▶ [PROBLEM TO WORK ON] Please retype the records below exactly, leaving out any pictures.

▶ [EXTRACTED INFORMATION]

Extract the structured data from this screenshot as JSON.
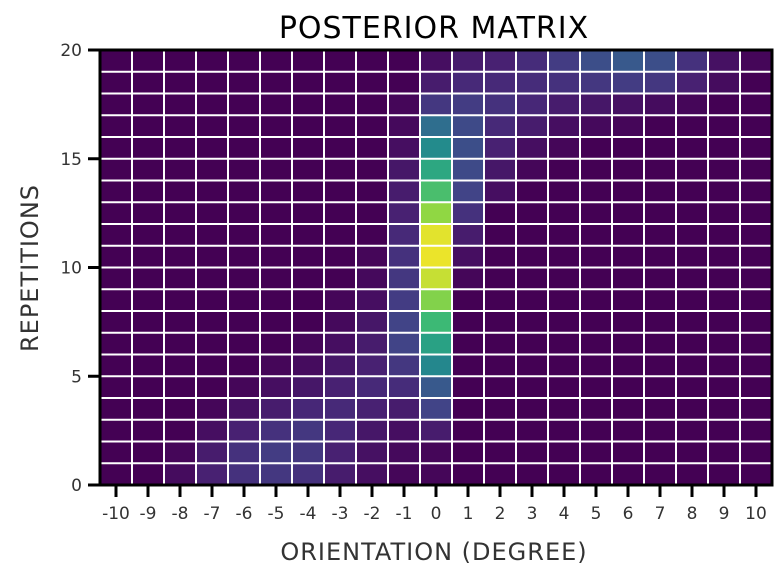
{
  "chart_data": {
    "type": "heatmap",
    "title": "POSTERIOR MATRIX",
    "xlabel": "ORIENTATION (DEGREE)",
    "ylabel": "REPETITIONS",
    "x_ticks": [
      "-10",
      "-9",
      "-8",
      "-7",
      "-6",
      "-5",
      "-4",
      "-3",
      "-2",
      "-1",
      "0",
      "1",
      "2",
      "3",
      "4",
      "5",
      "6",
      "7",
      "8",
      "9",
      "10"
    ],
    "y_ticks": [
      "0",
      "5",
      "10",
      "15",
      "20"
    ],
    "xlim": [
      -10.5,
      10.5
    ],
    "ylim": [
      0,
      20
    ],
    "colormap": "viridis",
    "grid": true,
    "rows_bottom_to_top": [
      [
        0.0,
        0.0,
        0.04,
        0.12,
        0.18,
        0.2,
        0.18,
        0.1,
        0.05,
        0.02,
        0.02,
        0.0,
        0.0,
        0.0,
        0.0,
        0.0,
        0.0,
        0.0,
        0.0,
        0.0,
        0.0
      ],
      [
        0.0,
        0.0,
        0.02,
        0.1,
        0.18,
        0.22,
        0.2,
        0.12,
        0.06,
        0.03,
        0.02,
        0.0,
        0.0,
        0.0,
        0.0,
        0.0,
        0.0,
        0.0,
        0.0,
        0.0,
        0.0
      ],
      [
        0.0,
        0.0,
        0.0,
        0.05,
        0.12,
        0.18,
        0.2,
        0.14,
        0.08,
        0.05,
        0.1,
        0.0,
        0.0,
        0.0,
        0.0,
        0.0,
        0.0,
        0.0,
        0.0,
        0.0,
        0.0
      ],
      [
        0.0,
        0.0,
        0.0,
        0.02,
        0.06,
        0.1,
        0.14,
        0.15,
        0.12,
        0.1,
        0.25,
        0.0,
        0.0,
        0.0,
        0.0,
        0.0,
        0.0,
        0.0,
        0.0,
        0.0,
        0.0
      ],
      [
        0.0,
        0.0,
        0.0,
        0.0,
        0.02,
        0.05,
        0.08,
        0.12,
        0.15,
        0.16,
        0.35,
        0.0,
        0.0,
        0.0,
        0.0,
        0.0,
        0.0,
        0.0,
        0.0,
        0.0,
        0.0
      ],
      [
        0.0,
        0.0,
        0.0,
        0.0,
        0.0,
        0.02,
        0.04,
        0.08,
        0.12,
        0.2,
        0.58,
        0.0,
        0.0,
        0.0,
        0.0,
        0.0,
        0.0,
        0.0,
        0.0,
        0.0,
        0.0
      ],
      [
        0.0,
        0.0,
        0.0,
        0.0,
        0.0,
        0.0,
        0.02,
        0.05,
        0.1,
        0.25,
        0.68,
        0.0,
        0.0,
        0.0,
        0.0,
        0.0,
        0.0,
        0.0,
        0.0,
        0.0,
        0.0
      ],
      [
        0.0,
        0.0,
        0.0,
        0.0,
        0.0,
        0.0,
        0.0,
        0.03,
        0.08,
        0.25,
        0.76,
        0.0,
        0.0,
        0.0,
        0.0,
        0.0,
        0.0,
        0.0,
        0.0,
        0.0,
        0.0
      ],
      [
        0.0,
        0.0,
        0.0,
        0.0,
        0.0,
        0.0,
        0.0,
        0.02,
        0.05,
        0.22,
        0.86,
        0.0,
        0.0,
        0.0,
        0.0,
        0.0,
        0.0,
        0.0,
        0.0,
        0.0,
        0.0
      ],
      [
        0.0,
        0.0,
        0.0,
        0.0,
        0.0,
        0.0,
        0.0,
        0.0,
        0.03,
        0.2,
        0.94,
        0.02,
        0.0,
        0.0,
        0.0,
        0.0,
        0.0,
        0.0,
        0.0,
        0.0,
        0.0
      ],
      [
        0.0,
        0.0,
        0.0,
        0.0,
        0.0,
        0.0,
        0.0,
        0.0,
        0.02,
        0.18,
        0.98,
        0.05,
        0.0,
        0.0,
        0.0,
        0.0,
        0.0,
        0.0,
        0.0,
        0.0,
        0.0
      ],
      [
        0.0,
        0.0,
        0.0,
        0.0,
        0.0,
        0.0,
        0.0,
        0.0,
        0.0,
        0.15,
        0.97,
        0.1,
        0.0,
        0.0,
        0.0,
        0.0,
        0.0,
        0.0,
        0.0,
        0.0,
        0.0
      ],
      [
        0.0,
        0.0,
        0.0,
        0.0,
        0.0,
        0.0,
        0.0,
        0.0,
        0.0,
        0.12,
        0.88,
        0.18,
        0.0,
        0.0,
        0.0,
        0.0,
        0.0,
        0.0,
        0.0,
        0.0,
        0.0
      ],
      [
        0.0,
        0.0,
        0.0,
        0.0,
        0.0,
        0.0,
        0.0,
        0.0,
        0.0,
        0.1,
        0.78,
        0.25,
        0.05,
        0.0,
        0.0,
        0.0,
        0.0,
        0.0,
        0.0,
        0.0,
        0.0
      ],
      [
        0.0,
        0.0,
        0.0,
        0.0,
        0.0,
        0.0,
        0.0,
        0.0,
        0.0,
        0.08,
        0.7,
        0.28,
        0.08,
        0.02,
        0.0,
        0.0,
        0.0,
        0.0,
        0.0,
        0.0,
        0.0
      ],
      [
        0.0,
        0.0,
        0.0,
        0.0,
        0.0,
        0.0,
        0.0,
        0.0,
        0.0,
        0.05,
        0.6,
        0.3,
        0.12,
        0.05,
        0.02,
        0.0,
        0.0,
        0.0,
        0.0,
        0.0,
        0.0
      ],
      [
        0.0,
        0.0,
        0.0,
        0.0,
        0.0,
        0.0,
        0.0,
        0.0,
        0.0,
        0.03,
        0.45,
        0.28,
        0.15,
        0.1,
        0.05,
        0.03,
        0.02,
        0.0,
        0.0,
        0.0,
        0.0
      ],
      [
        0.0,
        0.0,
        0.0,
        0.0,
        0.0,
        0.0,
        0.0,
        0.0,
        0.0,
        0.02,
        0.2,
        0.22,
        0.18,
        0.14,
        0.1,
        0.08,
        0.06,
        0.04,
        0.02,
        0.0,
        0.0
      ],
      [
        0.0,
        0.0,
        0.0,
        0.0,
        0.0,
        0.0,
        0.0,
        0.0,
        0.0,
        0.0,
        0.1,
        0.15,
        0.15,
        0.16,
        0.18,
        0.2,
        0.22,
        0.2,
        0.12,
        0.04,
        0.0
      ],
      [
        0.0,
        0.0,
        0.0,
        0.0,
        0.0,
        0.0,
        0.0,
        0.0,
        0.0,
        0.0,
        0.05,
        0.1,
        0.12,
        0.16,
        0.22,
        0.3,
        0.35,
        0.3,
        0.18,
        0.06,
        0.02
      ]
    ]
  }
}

▶ [OUTPUT OF THE TASK]
Extract the structured data from this screenshot as JSON.
{
  "chart_data": {
    "type": "heatmap",
    "title": "POSTERIOR MATRIX",
    "xlabel": "ORIENTATION (DEGREE)",
    "ylabel": "REPETITIONS",
    "x_ticks": [
      "-10",
      "-9",
      "-8",
      "-7",
      "-6",
      "-5",
      "-4",
      "-3",
      "-2",
      "-1",
      "0",
      "1",
      "2",
      "3",
      "4",
      "5",
      "6",
      "7",
      "8",
      "9",
      "10"
    ],
    "y_ticks": [
      "0",
      "5",
      "10",
      "15",
      "20"
    ],
    "xlim": [
      -10.5,
      10.5
    ],
    "ylim": [
      0,
      20
    ],
    "colormap": "viridis",
    "grid": true,
    "rows_bottom_to_top": [
      [
        0.0,
        0.0,
        0.04,
        0.12,
        0.18,
        0.2,
        0.18,
        0.1,
        0.05,
        0.02,
        0.02,
        0.0,
        0.0,
        0.0,
        0.0,
        0.0,
        0.0,
        0.0,
        0.0,
        0.0,
        0.0
      ],
      [
        0.0,
        0.0,
        0.02,
        0.1,
        0.18,
        0.22,
        0.2,
        0.12,
        0.06,
        0.03,
        0.02,
        0.0,
        0.0,
        0.0,
        0.0,
        0.0,
        0.0,
        0.0,
        0.0,
        0.0,
        0.0
      ],
      [
        0.0,
        0.0,
        0.0,
        0.05,
        0.12,
        0.18,
        0.2,
        0.14,
        0.08,
        0.05,
        0.1,
        0.0,
        0.0,
        0.0,
        0.0,
        0.0,
        0.0,
        0.0,
        0.0,
        0.0,
        0.0
      ],
      [
        0.0,
        0.0,
        0.0,
        0.02,
        0.06,
        0.1,
        0.14,
        0.15,
        0.12,
        0.1,
        0.25,
        0.0,
        0.0,
        0.0,
        0.0,
        0.0,
        0.0,
        0.0,
        0.0,
        0.0,
        0.0
      ],
      [
        0.0,
        0.0,
        0.0,
        0.0,
        0.02,
        0.05,
        0.08,
        0.12,
        0.15,
        0.16,
        0.35,
        0.0,
        0.0,
        0.0,
        0.0,
        0.0,
        0.0,
        0.0,
        0.0,
        0.0,
        0.0
      ],
      [
        0.0,
        0.0,
        0.0,
        0.0,
        0.0,
        0.02,
        0.04,
        0.08,
        0.12,
        0.2,
        0.58,
        0.0,
        0.0,
        0.0,
        0.0,
        0.0,
        0.0,
        0.0,
        0.0,
        0.0,
        0.0
      ],
      [
        0.0,
        0.0,
        0.0,
        0.0,
        0.0,
        0.0,
        0.02,
        0.05,
        0.1,
        0.25,
        0.68,
        0.0,
        0.0,
        0.0,
        0.0,
        0.0,
        0.0,
        0.0,
        0.0,
        0.0,
        0.0
      ],
      [
        0.0,
        0.0,
        0.0,
        0.0,
        0.0,
        0.0,
        0.0,
        0.03,
        0.08,
        0.25,
        0.76,
        0.0,
        0.0,
        0.0,
        0.0,
        0.0,
        0.0,
        0.0,
        0.0,
        0.0,
        0.0
      ],
      [
        0.0,
        0.0,
        0.0,
        0.0,
        0.0,
        0.0,
        0.0,
        0.02,
        0.05,
        0.22,
        0.86,
        0.0,
        0.0,
        0.0,
        0.0,
        0.0,
        0.0,
        0.0,
        0.0,
        0.0,
        0.0
      ],
      [
        0.0,
        0.0,
        0.0,
        0.0,
        0.0,
        0.0,
        0.0,
        0.0,
        0.03,
        0.2,
        0.94,
        0.02,
        0.0,
        0.0,
        0.0,
        0.0,
        0.0,
        0.0,
        0.0,
        0.0,
        0.0
      ],
      [
        0.0,
        0.0,
        0.0,
        0.0,
        0.0,
        0.0,
        0.0,
        0.0,
        0.02,
        0.18,
        0.98,
        0.05,
        0.0,
        0.0,
        0.0,
        0.0,
        0.0,
        0.0,
        0.0,
        0.0,
        0.0
      ],
      [
        0.0,
        0.0,
        0.0,
        0.0,
        0.0,
        0.0,
        0.0,
        0.0,
        0.0,
        0.15,
        0.97,
        0.1,
        0.0,
        0.0,
        0.0,
        0.0,
        0.0,
        0.0,
        0.0,
        0.0,
        0.0
      ],
      [
        0.0,
        0.0,
        0.0,
        0.0,
        0.0,
        0.0,
        0.0,
        0.0,
        0.0,
        0.12,
        0.88,
        0.18,
        0.0,
        0.0,
        0.0,
        0.0,
        0.0,
        0.0,
        0.0,
        0.0,
        0.0
      ],
      [
        0.0,
        0.0,
        0.0,
        0.0,
        0.0,
        0.0,
        0.0,
        0.0,
        0.0,
        0.1,
        0.78,
        0.25,
        0.05,
        0.0,
        0.0,
        0.0,
        0.0,
        0.0,
        0.0,
        0.0,
        0.0
      ],
      [
        0.0,
        0.0,
        0.0,
        0.0,
        0.0,
        0.0,
        0.0,
        0.0,
        0.0,
        0.08,
        0.7,
        0.28,
        0.08,
        0.02,
        0.0,
        0.0,
        0.0,
        0.0,
        0.0,
        0.0,
        0.0
      ],
      [
        0.0,
        0.0,
        0.0,
        0.0,
        0.0,
        0.0,
        0.0,
        0.0,
        0.0,
        0.05,
        0.6,
        0.3,
        0.12,
        0.05,
        0.02,
        0.0,
        0.0,
        0.0,
        0.0,
        0.0,
        0.0
      ],
      [
        0.0,
        0.0,
        0.0,
        0.0,
        0.0,
        0.0,
        0.0,
        0.0,
        0.0,
        0.03,
        0.45,
        0.28,
        0.15,
        0.1,
        0.05,
        0.03,
        0.02,
        0.0,
        0.0,
        0.0,
        0.0
      ],
      [
        0.0,
        0.0,
        0.0,
        0.0,
        0.0,
        0.0,
        0.0,
        0.0,
        0.0,
        0.02,
        0.2,
        0.22,
        0.18,
        0.14,
        0.1,
        0.08,
        0.06,
        0.04,
        0.02,
        0.0,
        0.0
      ],
      [
        0.0,
        0.0,
        0.0,
        0.0,
        0.0,
        0.0,
        0.0,
        0.0,
        0.0,
        0.0,
        0.1,
        0.15,
        0.15,
        0.16,
        0.18,
        0.2,
        0.22,
        0.2,
        0.12,
        0.04,
        0.0
      ],
      [
        0.0,
        0.0,
        0.0,
        0.0,
        0.0,
        0.0,
        0.0,
        0.0,
        0.0,
        0.0,
        0.05,
        0.1,
        0.12,
        0.16,
        0.22,
        0.3,
        0.35,
        0.3,
        0.18,
        0.06,
        0.02
      ]
    ]
  }
}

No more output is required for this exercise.